**What this task involves:** Retype the material below. Keep every word exactly as it is.

Records from a collection of figures
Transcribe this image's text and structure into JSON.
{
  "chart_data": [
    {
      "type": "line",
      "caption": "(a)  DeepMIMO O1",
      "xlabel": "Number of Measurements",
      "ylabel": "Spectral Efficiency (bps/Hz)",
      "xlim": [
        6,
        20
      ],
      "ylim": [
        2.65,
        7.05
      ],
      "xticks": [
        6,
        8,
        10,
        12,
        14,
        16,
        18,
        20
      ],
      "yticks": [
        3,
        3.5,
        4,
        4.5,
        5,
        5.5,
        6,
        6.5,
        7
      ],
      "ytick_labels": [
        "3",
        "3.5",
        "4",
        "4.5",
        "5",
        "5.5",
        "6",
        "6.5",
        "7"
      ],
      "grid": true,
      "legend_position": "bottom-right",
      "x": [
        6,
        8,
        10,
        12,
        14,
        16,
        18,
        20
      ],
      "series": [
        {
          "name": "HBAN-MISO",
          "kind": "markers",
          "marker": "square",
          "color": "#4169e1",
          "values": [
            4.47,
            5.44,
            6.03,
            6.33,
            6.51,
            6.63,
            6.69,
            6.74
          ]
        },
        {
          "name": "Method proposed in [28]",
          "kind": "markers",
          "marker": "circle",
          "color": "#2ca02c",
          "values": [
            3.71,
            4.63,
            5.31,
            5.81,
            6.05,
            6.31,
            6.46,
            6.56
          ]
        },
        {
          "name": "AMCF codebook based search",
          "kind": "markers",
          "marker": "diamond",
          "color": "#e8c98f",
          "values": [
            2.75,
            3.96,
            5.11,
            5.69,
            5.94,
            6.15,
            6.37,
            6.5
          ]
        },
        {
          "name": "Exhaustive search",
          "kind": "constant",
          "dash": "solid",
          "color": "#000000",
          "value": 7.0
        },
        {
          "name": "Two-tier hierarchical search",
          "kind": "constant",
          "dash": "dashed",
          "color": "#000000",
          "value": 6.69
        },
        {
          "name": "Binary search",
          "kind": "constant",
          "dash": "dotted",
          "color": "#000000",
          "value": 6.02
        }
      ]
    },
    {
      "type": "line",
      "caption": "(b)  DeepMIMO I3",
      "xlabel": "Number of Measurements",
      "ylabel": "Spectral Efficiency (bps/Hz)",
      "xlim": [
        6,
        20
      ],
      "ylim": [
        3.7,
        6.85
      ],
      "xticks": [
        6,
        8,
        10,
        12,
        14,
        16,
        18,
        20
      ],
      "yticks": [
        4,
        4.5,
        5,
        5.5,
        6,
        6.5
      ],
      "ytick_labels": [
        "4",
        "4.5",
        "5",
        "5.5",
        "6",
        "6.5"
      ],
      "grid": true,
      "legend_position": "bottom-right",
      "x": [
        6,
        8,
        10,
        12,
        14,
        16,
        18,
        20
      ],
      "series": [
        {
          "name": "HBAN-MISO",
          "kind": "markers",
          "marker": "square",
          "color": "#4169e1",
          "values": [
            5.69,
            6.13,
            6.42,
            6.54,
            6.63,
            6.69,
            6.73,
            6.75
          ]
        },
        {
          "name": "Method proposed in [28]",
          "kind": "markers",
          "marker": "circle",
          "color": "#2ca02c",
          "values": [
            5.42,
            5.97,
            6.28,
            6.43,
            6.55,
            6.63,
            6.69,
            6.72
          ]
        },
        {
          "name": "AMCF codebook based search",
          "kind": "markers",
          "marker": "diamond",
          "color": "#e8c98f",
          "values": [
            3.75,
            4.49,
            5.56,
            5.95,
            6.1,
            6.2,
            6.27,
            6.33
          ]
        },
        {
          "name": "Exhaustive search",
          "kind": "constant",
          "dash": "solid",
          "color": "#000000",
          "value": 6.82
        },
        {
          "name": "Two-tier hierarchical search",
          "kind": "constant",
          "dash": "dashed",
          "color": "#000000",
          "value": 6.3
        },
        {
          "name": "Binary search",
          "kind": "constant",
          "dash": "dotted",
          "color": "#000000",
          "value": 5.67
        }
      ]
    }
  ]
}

**Correct output:**
Transcribe this image's text and structure into JSON.
{
  "chart_data": [
    {
      "type": "line",
      "caption": "(a)  DeepMIMO O1",
      "xlabel": "Number of Measurements",
      "ylabel": "Spectral Efficiency (bps/Hz)",
      "xlim": [
        6,
        20
      ],
      "ylim": [
        2.65,
        7.05
      ],
      "xticks": [
        6,
        8,
        10,
        12,
        14,
        16,
        18,
        20
      ],
      "yticks": [
        3,
        3.5,
        4,
        4.5,
        5,
        5.5,
        6,
        6.5,
        7
      ],
      "ytick_labels": [
        "3",
        "3.5",
        "4",
        "4.5",
        "5",
        "5.5",
        "6",
        "6.5",
        "7"
      ],
      "grid": true,
      "legend_position": "bottom-right",
      "x": [
        6,
        8,
        10,
        12,
        14,
        16,
        18,
        20
      ],
      "series": [
        {
          "name": "HBAN-MISO",
          "kind": "markers",
          "marker": "square",
          "color": "#4169e1",
          "values": [
            4.47,
            5.44,
            6.03,
            6.33,
            6.51,
            6.63,
            6.69,
            6.74
          ]
        },
        {
          "name": "Method proposed in [28]",
          "kind": "markers",
          "marker": "circle",
          "color": "#2ca02c",
          "values": [
            3.71,
            4.63,
            5.31,
            5.81,
            6.05,
            6.31,
            6.46,
            6.56
          ]
        },
        {
          "name": "AMCF codebook based search",
          "kind": "markers",
          "marker": "diamond",
          "color": "#e8c98f",
          "values": [
            2.75,
            3.96,
            5.11,
            5.69,
            5.94,
            6.15,
            6.37,
            6.5
          ]
        },
        {
          "name": "Exhaustive search",
          "kind": "constant",
          "dash": "solid",
          "color": "#000000",
          "value": 7.0
        },
        {
          "name": "Two-tier hierarchical search",
          "kind": "constant",
          "dash": "dashed",
          "color": "#000000",
          "value": 6.69
        },
        {
          "name": "Binary search",
          "kind": "constant",
          "dash": "dotted",
          "color": "#000000",
          "value": 6.02
        }
      ]
    },
    {
      "type": "line",
      "caption": "(b)  DeepMIMO I3",
      "xlabel": "Number of Measurements",
      "ylabel": "Spectral Efficiency (bps/Hz)",
      "xlim": [
        6,
        20
      ],
      "ylim": [
        3.7,
        6.85
      ],
      "xticks": [
        6,
        8,
        10,
        12,
        14,
        16,
        18,
        20
      ],
      "yticks": [
        4,
        4.5,
        5,
        5.5,
        6,
        6.5
      ],
      "ytick_labels": [
        "4",
        "4.5",
        "5",
        "5.5",
        "6",
        "6.5"
      ],
      "grid": true,
      "legend_position": "bottom-right",
      "x": [
        6,
        8,
        10,
        12,
        14,
        16,
        18,
        20
      ],
      "series": [
        {
          "name": "HBAN-MISO",
          "kind": "markers",
          "marker": "square",
          "color": "#4169e1",
          "values": [
            5.69,
            6.13,
            6.42,
            6.54,
            6.63,
            6.69,
            6.73,
            6.75
          ]
        },
        {
          "name": "Method proposed in [28]",
          "kind": "markers",
          "marker": "circle",
          "color": "#2ca02c",
          "values": [
            5.42,
            5.97,
            6.28,
            6.43,
            6.55,
            6.63,
            6.69,
            6.72
          ]
        },
        {
          "name": "AMCF codebook based search",
          "kind": "markers",
          "marker": "diamond",
          "color": "#e8c98f",
          "values": [
            3.75,
            4.49,
            5.56,
            5.95,
            6.1,
            6.2,
            6.27,
            6.33
          ]
        },
        {
          "name": "Exhaustive search",
          "kind": "constant",
          "dash": "solid",
          "color": "#000000",
          "value": 6.82
        },
        {
          "name": "Two-tier hierarchical search",
          "kind": "constant",
          "dash": "dashed",
          "color": "#000000",
          "value": 6.3
        },
        {
          "name": "Binary search",
          "kind": "constant",
          "dash": "dotted",
          "color": "#000000",
          "value": 5.67
        }
      ]
    }
  ]
}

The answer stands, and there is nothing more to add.